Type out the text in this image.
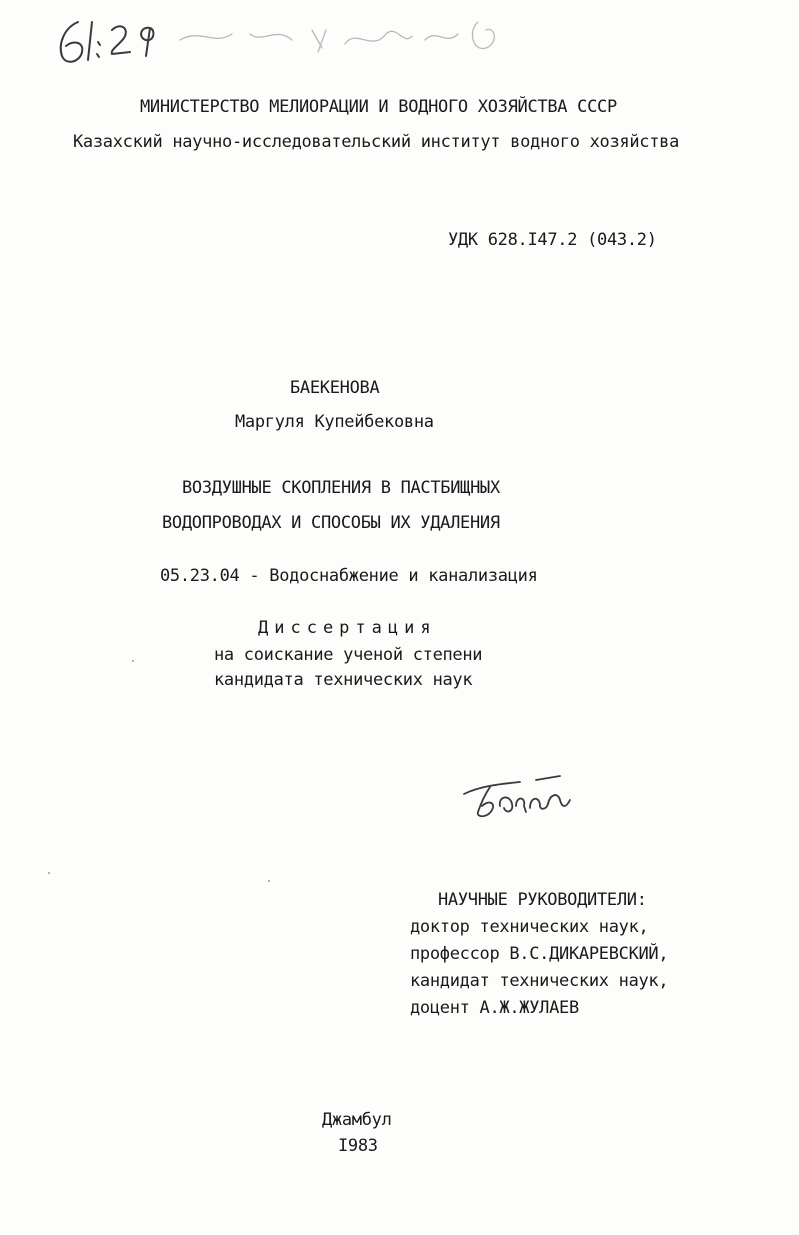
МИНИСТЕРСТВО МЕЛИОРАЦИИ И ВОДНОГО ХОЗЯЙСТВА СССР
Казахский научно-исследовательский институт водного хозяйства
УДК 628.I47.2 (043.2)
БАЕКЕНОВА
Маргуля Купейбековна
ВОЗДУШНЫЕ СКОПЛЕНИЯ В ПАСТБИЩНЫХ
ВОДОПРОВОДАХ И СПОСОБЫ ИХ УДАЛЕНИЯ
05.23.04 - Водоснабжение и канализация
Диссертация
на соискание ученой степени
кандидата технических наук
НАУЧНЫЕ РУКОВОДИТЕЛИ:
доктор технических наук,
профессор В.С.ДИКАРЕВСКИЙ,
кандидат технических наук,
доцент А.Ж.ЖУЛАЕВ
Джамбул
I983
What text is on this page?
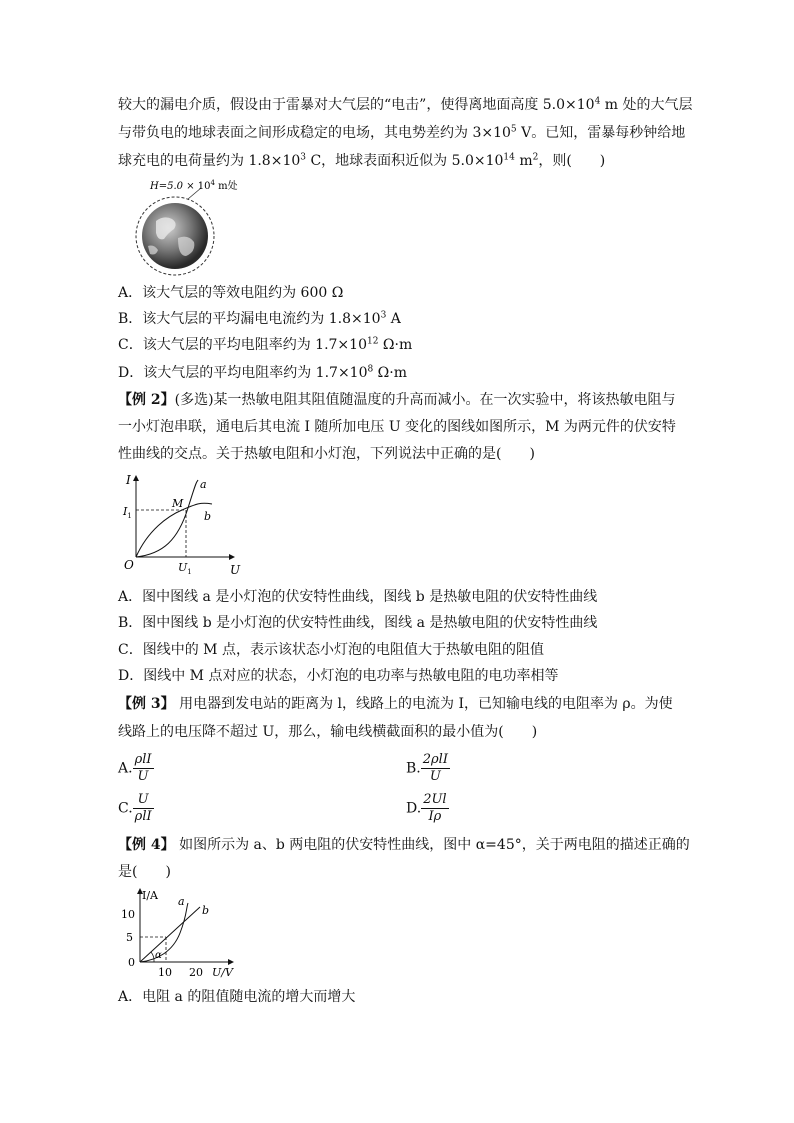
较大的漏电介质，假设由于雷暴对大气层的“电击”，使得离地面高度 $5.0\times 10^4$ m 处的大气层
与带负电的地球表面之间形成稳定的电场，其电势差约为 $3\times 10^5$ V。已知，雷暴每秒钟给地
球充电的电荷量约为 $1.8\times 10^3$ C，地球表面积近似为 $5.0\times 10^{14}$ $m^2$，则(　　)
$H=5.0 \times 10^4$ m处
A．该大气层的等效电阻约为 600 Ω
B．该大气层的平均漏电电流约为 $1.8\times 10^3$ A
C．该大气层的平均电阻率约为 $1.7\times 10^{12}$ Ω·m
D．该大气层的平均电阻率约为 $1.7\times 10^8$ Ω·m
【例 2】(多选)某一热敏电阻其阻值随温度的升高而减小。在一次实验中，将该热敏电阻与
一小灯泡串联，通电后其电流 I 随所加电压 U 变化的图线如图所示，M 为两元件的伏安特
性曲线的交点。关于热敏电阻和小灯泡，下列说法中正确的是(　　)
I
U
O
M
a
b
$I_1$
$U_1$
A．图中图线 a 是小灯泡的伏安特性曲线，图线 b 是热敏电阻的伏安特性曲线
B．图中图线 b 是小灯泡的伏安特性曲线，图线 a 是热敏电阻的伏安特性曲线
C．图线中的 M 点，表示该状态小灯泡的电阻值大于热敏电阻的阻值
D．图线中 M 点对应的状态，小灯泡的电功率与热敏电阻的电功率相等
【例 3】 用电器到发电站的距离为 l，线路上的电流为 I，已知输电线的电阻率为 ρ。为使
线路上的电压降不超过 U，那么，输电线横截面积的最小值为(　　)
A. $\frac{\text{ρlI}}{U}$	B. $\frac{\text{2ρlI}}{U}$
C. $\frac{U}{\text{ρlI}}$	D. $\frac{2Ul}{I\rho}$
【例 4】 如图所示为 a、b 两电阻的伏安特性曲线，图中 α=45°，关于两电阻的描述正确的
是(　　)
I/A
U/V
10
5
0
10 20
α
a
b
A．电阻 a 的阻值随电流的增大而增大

========================================

= GOAL OF THE EXERCISE =
Pictures in the records should not appear in your copy, but everything else must be transcribed exactly.

= THE RESPONSE =
Type out the text in this image.
МИНИСТЕРСТВО МЕЛИОРАЦИИ И ВОДНОГО ХОЗЯЙСТВА СССР
Казахский научно-исследовательский институт водного хозяйства
УДК 628.I47.2 (043.2)
БАЕКЕНОВА
Маргуля Купейбековна
ВОЗДУШНЫЕ СКОПЛЕНИЯ В ПАСТБИЩНЫХ
ВОДОПРОВОДАХ И СПОСОБЫ ИХ УДАЛЕНИЯ
05.23.04 - Водоснабжение и канализация
Диссертация
на соискание ученой степени
кандидата технических наук
НАУЧНЫЕ РУКОВОДИТЕЛИ:
доктор технических наук,
профессор В.С.ДИКАРЕВСКИЙ,
кандидат технических наук,
доцент А.Ж.ЖУЛАЕВ
Джамбул
I983
What text is on this page?
较大的漏电介质，假设由于雷暴对大气层的“电击”，使得离地面高度 $5.0\times 10^4$ m 处的大气层
与带负电的地球表面之间形成稳定的电场，其电势差约为 $3\times 10^5$ V。已知，雷暴每秒钟给地
球充电的电荷量约为 $1.8\times 10^3$ C，地球表面积近似为 $5.0\times 10^{14}$ $m^2$，则(　　)
$H=5.0 \times 10^4$ m处
A．该大气层的等效电阻约为 600 Ω
B．该大气层的平均漏电电流约为 $1.8\times 10^3$ A
C．该大气层的平均电阻率约为 $1.7\times 10^{12}$ Ω·m
D．该大气层的平均电阻率约为 $1.7\times 10^8$ Ω·m
【例 2】(多选)某一热敏电阻其阻值随温度的升高而减小。在一次实验中，将该热敏电阻与
一小灯泡串联，通电后其电流 I 随所加电压 U 变化的图线如图所示，M 为两元件的伏安特
性曲线的交点。关于热敏电阻和小灯泡，下列说法中正确的是(　　)
I
U
O
M
a
b
$I_1$
$U_1$
A．图中图线 a 是小灯泡的伏安特性曲线，图线 b 是热敏电阻的伏安特性曲线
B．图中图线 b 是小灯泡的伏安特性曲线，图线 a 是热敏电阻的伏安特性曲线
C．图线中的 M 点，表示该状态小灯泡的电阻值大于热敏电阻的阻值
D．图线中 M 点对应的状态，小灯泡的电功率与热敏电阻的电功率相等
【例 3】 用电器到发电站的距离为 l，线路上的电流为 I，已知输电线的电阻率为 ρ。为使
线路上的电压降不超过 U，那么，输电线横截面积的最小值为(　　)
A. $\frac{\text{ρlI}}{U}$	B. $\frac{\text{2ρlI}}{U}$
C. $\frac{U}{\text{ρlI}}$	D. $\frac{2Ul}{I\rho}$
【例 4】 如图所示为 a、b 两电阻的伏安特性曲线，图中 α=45°，关于两电阻的描述正确的
是(　　)
I/A
U/V
10
5
0
10 20
α
a
b
A．电阻 a 的阻值随电流的增大而增大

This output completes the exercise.